EXERCISE DESCRIPTION => Copy the full set of lines exactly as given.
+++ EXTRACTED INFORMATION +++
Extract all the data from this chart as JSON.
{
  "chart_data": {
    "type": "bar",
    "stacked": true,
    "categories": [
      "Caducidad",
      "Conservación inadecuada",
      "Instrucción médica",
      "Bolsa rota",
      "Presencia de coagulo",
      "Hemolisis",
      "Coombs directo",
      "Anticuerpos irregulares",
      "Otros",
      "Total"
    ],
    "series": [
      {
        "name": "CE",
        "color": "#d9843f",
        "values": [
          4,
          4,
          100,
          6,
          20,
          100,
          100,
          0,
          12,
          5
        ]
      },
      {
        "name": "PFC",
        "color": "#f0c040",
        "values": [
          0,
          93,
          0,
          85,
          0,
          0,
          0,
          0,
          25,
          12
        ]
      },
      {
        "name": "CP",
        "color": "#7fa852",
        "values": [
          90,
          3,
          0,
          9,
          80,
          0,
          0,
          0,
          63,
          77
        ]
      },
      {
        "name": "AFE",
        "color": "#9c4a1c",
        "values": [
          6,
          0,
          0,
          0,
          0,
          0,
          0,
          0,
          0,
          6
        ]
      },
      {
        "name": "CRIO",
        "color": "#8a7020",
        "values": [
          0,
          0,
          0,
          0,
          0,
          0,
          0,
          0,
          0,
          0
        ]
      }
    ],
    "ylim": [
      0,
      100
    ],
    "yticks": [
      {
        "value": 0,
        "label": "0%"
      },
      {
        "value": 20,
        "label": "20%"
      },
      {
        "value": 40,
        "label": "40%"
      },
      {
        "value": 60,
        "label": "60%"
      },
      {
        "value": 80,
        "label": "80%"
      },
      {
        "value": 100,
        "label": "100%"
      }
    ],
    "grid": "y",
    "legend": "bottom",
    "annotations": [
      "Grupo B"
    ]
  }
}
+++
SOLUTION FOR THIS TASK =>
Extract all the data from this chart as JSON.
{
  "chart_data": {
    "type": "bar",
    "stacked": true,
    "categories": [
      "Caducidad",
      "Conservación inadecuada",
      "Instrucción médica",
      "Bolsa rota",
      "Presencia de coagulo",
      "Hemolisis",
      "Coombs directo",
      "Anticuerpos irregulares",
      "Otros",
      "Total"
    ],
    "series": [
      {
        "name": "CE",
        "color": "#d9843f",
        "values": [
          4,
          4,
          100,
          6,
          20,
          100,
          100,
          0,
          12,
          5
        ]
      },
      {
        "name": "PFC",
        "color": "#f0c040",
        "values": [
          0,
          93,
          0,
          85,
          0,
          0,
          0,
          0,
          25,
          12
        ]
      },
      {
        "name": "CP",
        "color": "#7fa852",
        "values": [
          90,
          3,
          0,
          9,
          80,
          0,
          0,
          0,
          63,
          77
        ]
      },
      {
        "name": "AFE",
        "color": "#9c4a1c",
        "values": [
          6,
          0,
          0,
          0,
          0,
          0,
          0,
          0,
          0,
          6
        ]
      },
      {
        "name": "CRIO",
        "color": "#8a7020",
        "values": [
          0,
          0,
          0,
          0,
          0,
          0,
          0,
          0,
          0,
          0
        ]
      }
    ],
    "ylim": [
      0,
      100
    ],
    "yticks": [
      {
        "value": 0,
        "label": "0%"
      },
      {
        "value": 20,
        "label": "20%"
      },
      {
        "value": 40,
        "label": "40%"
      },
      {
        "value": 60,
        "label": "60%"
      },
      {
        "value": 80,
        "label": "80%"
      },
      {
        "value": 100,
        "label": "100%"
      }
    ],
    "grid": "y",
    "legend": "bottom",
    "annotations": [
      "Grupo B"
    ]
  }
}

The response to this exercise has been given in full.